Task prompt: All lines holding the string "Preparing" are to be shown.

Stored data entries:
***

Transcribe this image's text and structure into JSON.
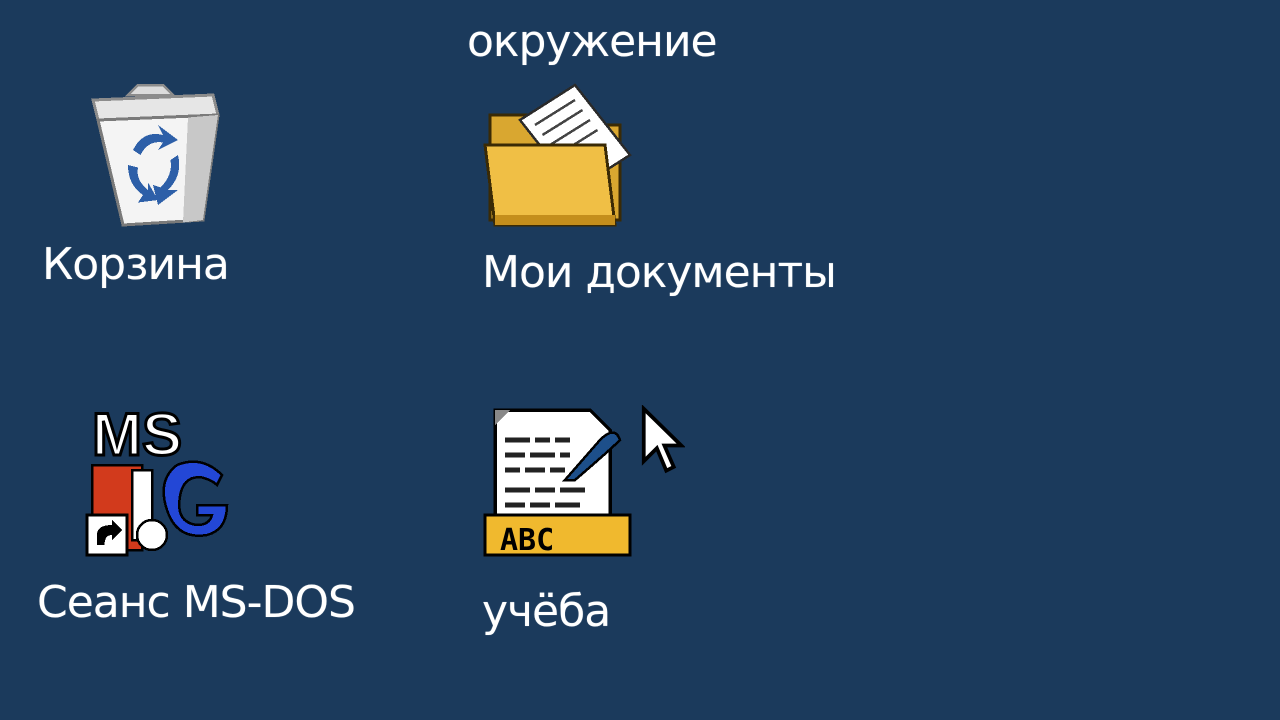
{
  "desktop": {
    "background_color": "#1b3a5c",
    "label_color": "#ffffff",
    "icons": [
      {
        "label": "окружение",
        "icon": "network-neighborhood-icon"
      },
      {
        "label": "Корзина",
        "icon": "recycle-bin-icon"
      },
      {
        "label": "Мои документы",
        "icon": "my-documents-folder-icon"
      },
      {
        "label": "Сеанс MS-DOS",
        "icon": "ms-dos-prompt-icon"
      },
      {
        "label": "учёба",
        "icon": "text-document-icon"
      }
    ]
  },
  "pointer": {
    "icon": "mouse-pointer-icon"
  }
}
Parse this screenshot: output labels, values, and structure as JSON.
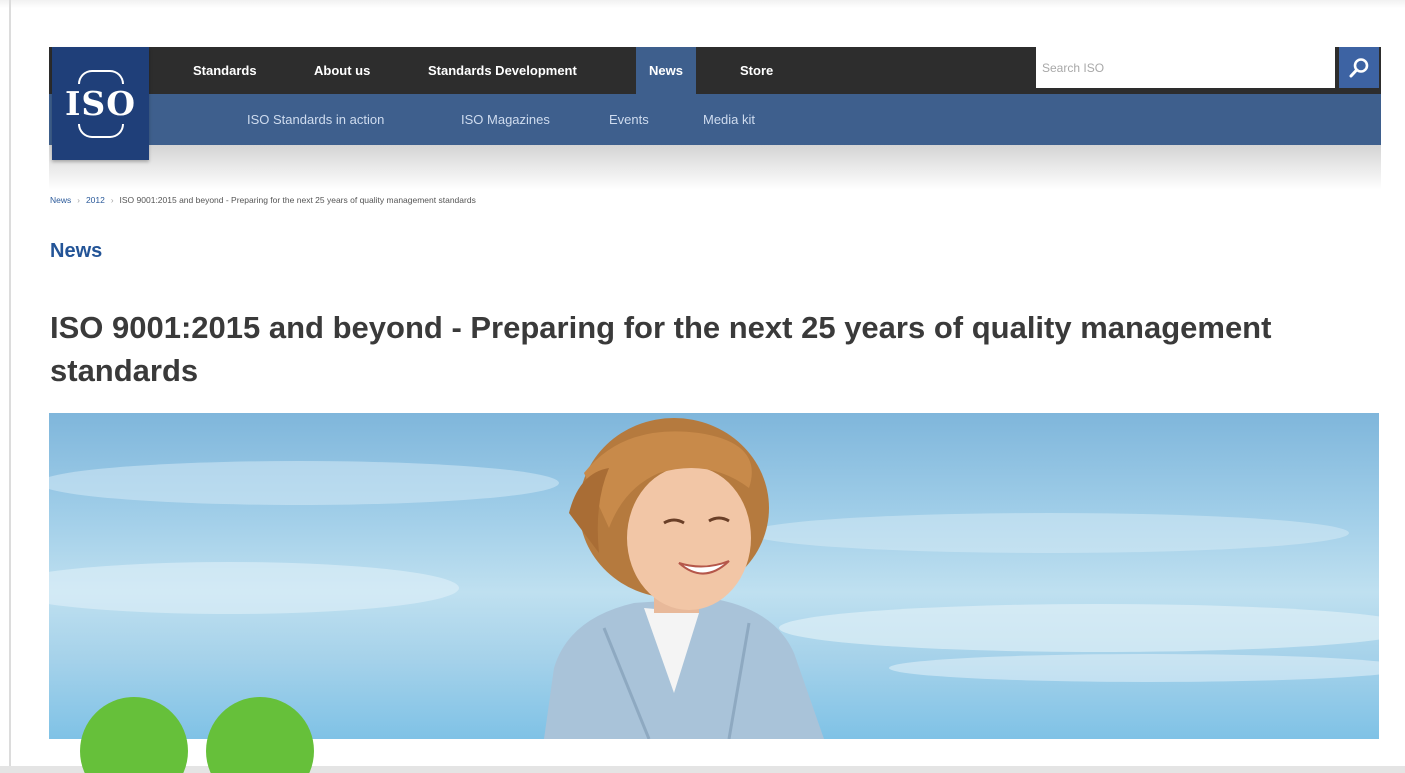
{
  "nav": {
    "logo_text": "ISO",
    "items": [
      {
        "label": "Standards"
      },
      {
        "label": "About us"
      },
      {
        "label": "Standards Development"
      },
      {
        "label": "News"
      },
      {
        "label": "Store"
      }
    ],
    "active_item": "News",
    "sub_items": [
      {
        "label": "ISO Standards in action"
      },
      {
        "label": "ISO Magazines"
      },
      {
        "label": "Events"
      },
      {
        "label": "Media kit"
      }
    ],
    "search_placeholder": "Search ISO",
    "search_icon": "search-icon"
  },
  "breadcrumb": {
    "items": [
      "News",
      "2012",
      "ISO 9001:2015 and beyond - Preparing for the next 25 years of quality management standards"
    ],
    "separator": "›"
  },
  "section_label": "News",
  "article": {
    "title": "ISO 9001:2015 and beyond - Preparing for the next 25 years of quality management standards"
  },
  "colors": {
    "nav_dark": "#2d2d2d",
    "nav_blue": "#3e5f8d",
    "logo_blue": "#1f3f79",
    "link_blue": "#235497",
    "accent_green": "#66c03a"
  }
}
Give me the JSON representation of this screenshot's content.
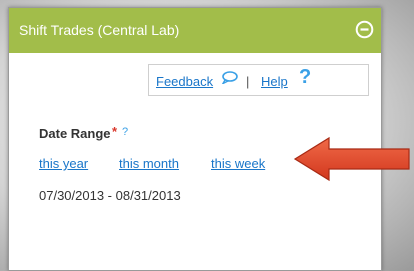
{
  "panel": {
    "title": "Shift Trades (Central Lab)",
    "header_color": "#a2bd4a"
  },
  "links": {
    "feedback": "Feedback",
    "separator": "|",
    "help": "Help",
    "help_icon_glyph": "?"
  },
  "date_range": {
    "label": "Date Range",
    "required_marker": "*",
    "help_marker": "?",
    "quick_links": [
      "this year",
      "this month",
      "this week"
    ],
    "value": "07/30/2013 - 08/31/2013"
  },
  "annotation": {
    "icon": "red-arrow-pointing-left",
    "color": "#e04a2a"
  }
}
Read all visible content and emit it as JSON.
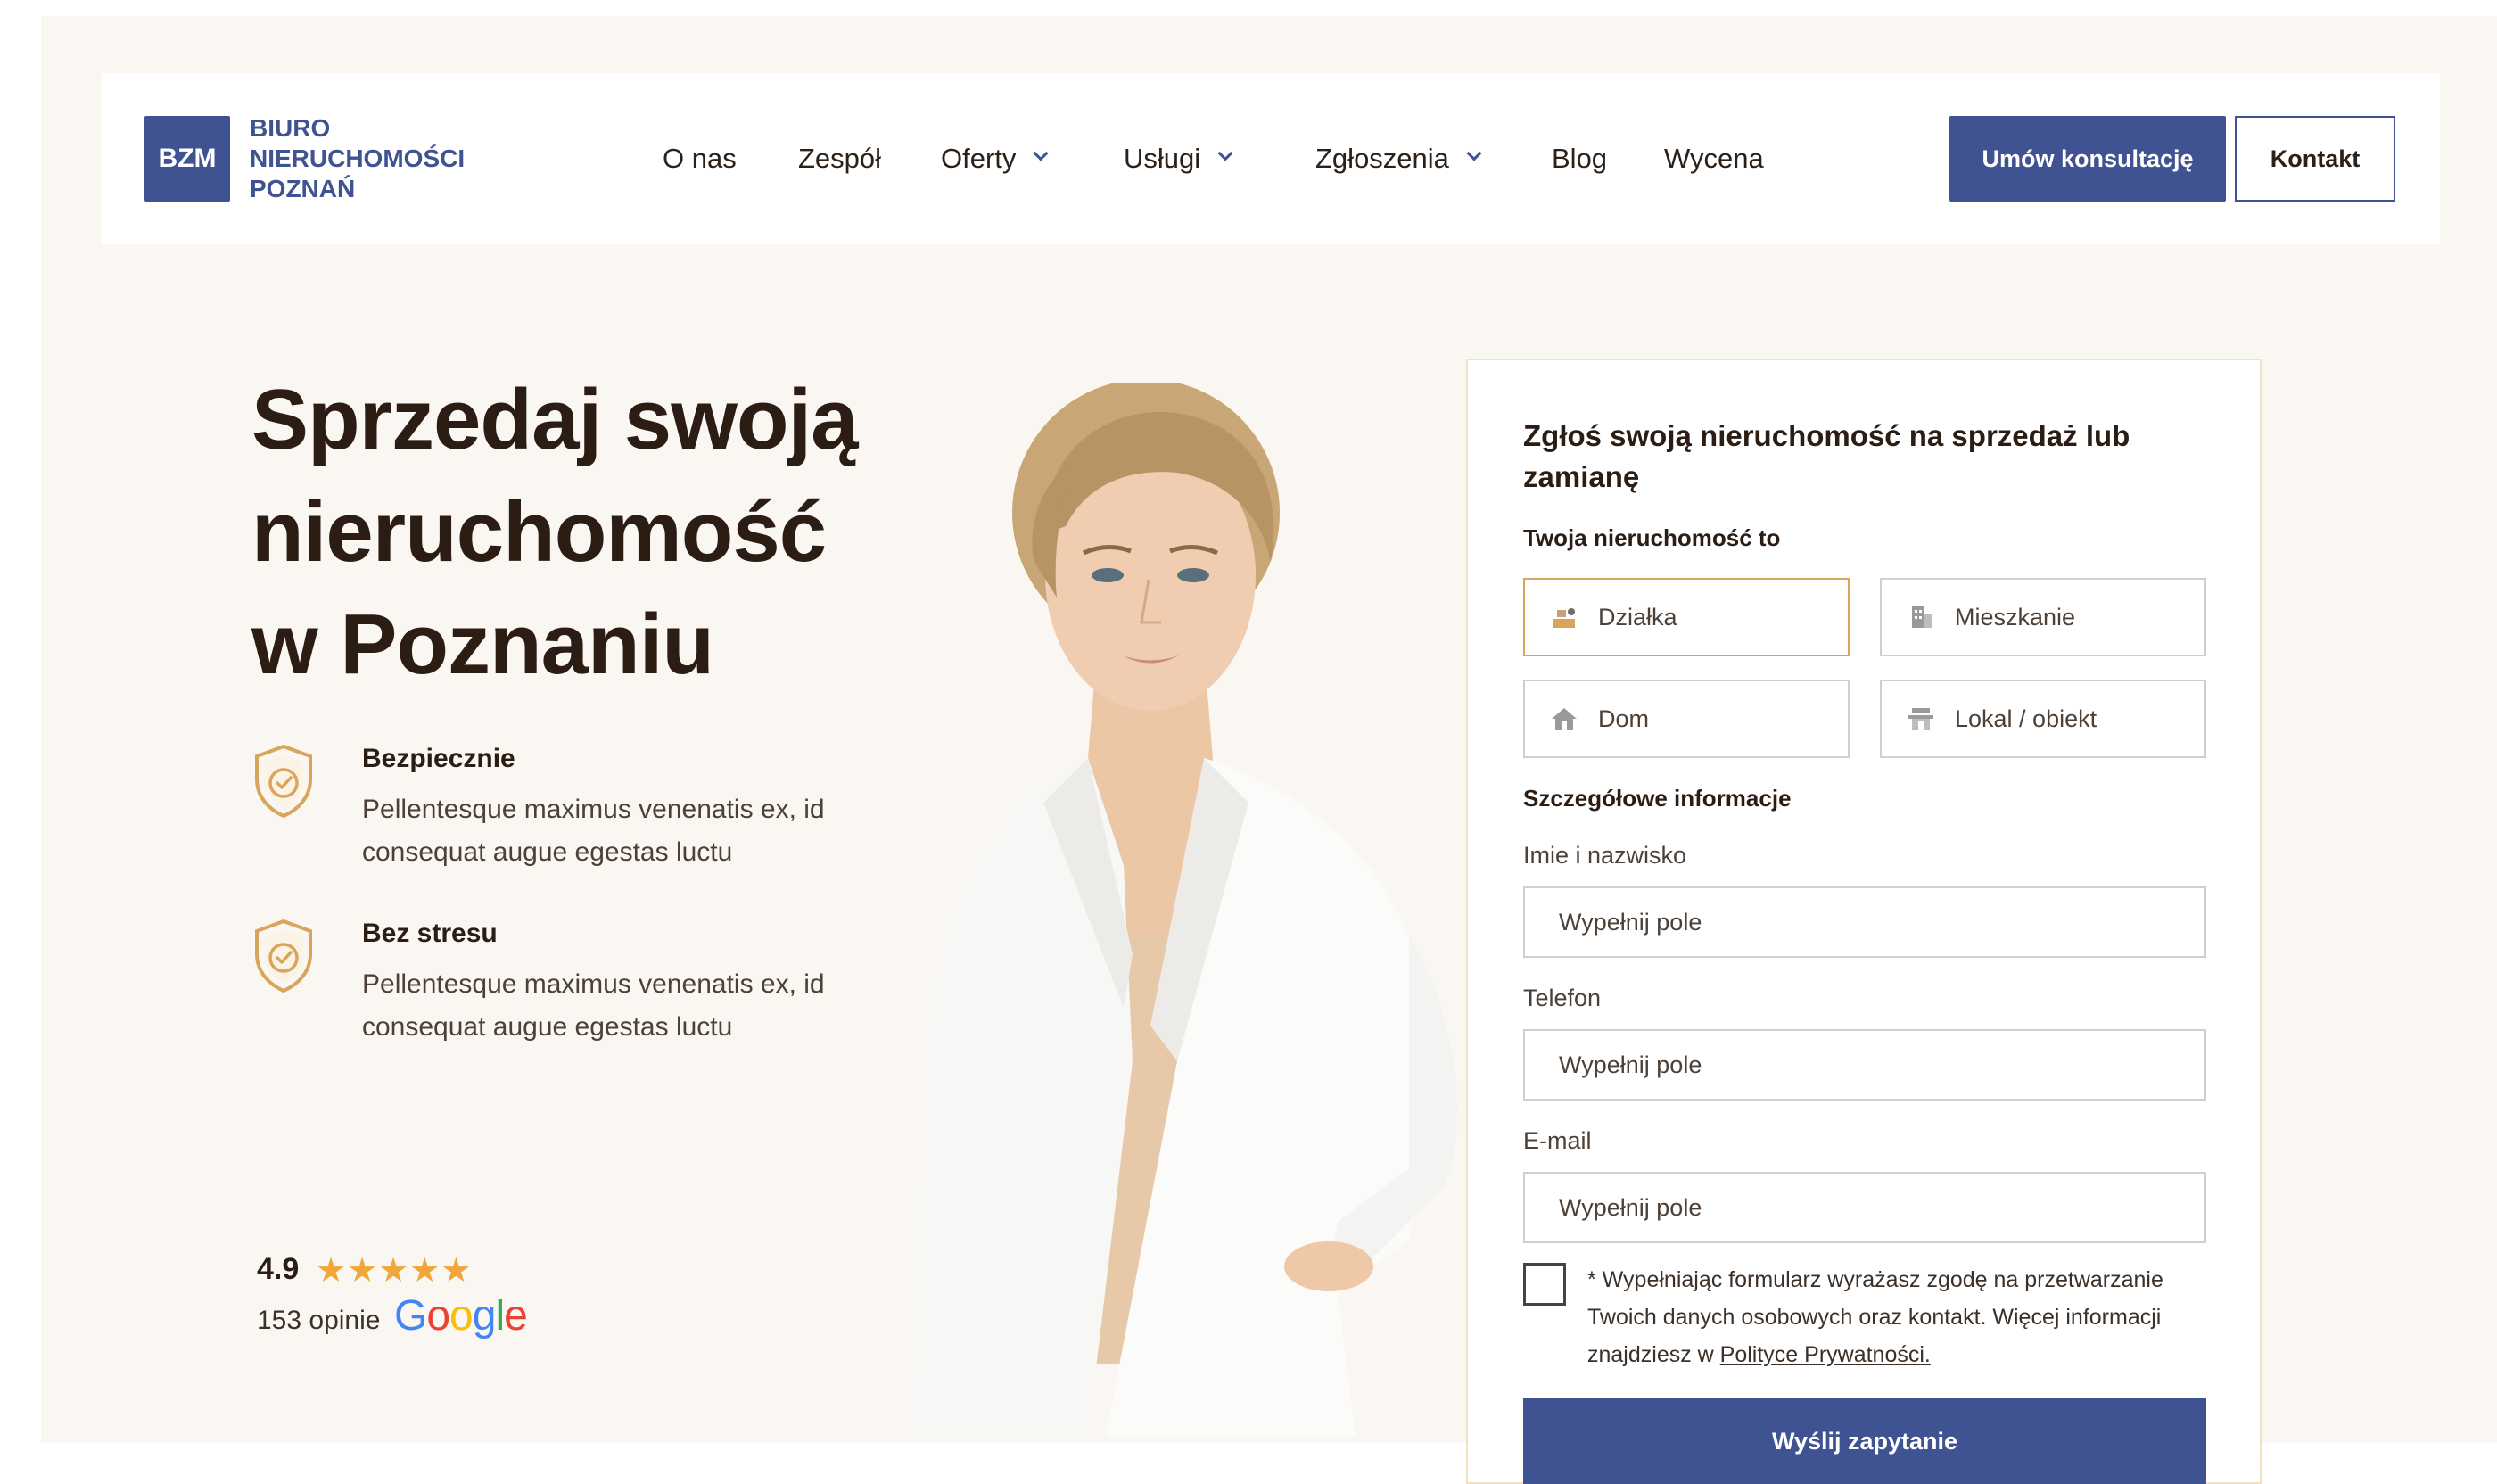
{
  "brand": {
    "logo_mark": "BZM",
    "name_lines": [
      "BIURO",
      "NIERUCHOMOŚCI",
      "POZNAŃ"
    ],
    "primary_color": "#3f5392",
    "accent_color": "#d9a55d"
  },
  "nav": {
    "items": [
      {
        "label": "O nas",
        "has_dropdown": false
      },
      {
        "label": "Zespół",
        "has_dropdown": false
      },
      {
        "label": "Oferty",
        "has_dropdown": true
      },
      {
        "label": "Usługi",
        "has_dropdown": true
      },
      {
        "label": "Zgłoszenia",
        "has_dropdown": true
      },
      {
        "label": "Blog",
        "has_dropdown": false
      },
      {
        "label": "Wycena",
        "has_dropdown": false
      }
    ],
    "cta_primary": "Umów konsultację",
    "cta_secondary": "Kontakt"
  },
  "hero": {
    "title_lines": [
      "Sprzedaj swoją",
      "nieruchomość",
      "w Poznaniu"
    ],
    "features": [
      {
        "icon": "shield-check-icon",
        "title": "Bezpiecznie",
        "desc": "Pellentesque maximus venenatis ex, id consequat augue egestas luctu"
      },
      {
        "icon": "shield-check-icon",
        "title": "Bez stresu",
        "desc": "Pellentesque maximus venenatis ex, id consequat augue egestas luctu"
      }
    ],
    "rating": {
      "score": "4.9",
      "stars": 5,
      "reviews": "153 opinie",
      "provider": "Google"
    }
  },
  "form": {
    "title": "Zgłoś swoją nieruchomość na sprzedaż lub zamianę",
    "property_label": "Twoja nieruchomość to",
    "property_options": [
      {
        "label": "Działka",
        "icon": "plot-icon",
        "selected": true
      },
      {
        "label": "Mieszkanie",
        "icon": "building-icon",
        "selected": false
      },
      {
        "label": "Dom",
        "icon": "house-icon",
        "selected": false
      },
      {
        "label": "Lokal  / obiekt",
        "icon": "shop-icon",
        "selected": false
      }
    ],
    "details_label": "Szczegółowe informacje",
    "fields": [
      {
        "label": "Imie i nazwisko",
        "placeholder": "Wypełnij pole",
        "value": ""
      },
      {
        "label": "Telefon",
        "placeholder": "Wypełnij pole",
        "value": ""
      },
      {
        "label": "E-mail",
        "placeholder": "Wypełnij pole",
        "value": ""
      }
    ],
    "consent_text": "* Wypełniając formularz wyrażasz zgodę na przetwarzanie Twoich danych osobowych oraz kontakt. Więcej informacji znajdziesz w ",
    "consent_link": "Polityce Prywatności.",
    "consent_checked": false,
    "submit_label": "Wyślij zapytanie"
  }
}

***

Answer to the task:
      "ISO 9001:2015 and beyond - Preparing for the next 25 years of quality management standards"
    "title": "ISO 9001:2015 and beyond - Preparing for the next 25 years of quality management standards"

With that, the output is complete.